## [EXERCISE INSTRUCTIONS]
Extract each line from the entries below that has the string "Change" in it.

** Begin RECORDS FOR THE TASK **

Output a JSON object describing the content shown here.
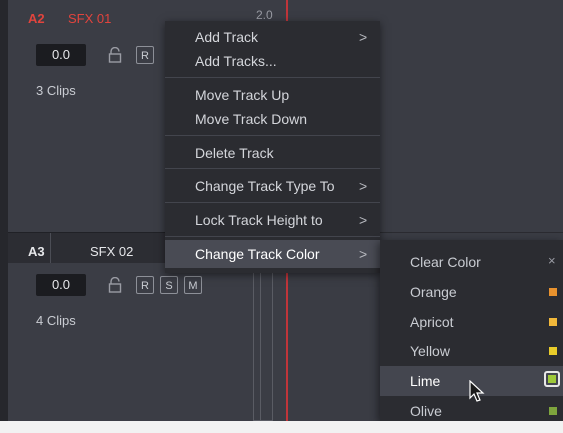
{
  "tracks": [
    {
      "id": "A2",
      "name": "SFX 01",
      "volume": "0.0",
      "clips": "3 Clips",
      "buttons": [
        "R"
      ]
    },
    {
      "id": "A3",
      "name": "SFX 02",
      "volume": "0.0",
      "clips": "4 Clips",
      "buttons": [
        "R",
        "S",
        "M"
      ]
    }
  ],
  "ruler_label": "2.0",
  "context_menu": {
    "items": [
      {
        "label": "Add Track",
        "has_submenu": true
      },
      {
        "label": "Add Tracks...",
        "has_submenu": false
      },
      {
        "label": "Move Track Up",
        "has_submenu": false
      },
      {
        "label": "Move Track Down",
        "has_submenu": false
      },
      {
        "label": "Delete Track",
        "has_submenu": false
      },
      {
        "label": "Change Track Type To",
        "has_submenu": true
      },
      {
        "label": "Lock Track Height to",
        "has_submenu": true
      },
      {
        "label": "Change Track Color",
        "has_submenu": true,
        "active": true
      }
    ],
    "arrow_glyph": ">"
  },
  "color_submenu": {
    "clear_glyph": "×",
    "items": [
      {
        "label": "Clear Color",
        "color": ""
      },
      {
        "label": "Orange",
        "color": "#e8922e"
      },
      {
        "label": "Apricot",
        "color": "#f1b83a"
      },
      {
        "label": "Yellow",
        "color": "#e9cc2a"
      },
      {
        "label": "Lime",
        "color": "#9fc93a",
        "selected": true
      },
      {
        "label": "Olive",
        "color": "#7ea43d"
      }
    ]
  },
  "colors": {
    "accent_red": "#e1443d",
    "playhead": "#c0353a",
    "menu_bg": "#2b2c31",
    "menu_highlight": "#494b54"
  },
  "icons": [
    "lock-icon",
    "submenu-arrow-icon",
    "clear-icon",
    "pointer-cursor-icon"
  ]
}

** End RECORDS FOR THE TASK **

## [EXERCISE OUTPUT]
        "label": "Change Track Type To",
        "label": "Change Track Color",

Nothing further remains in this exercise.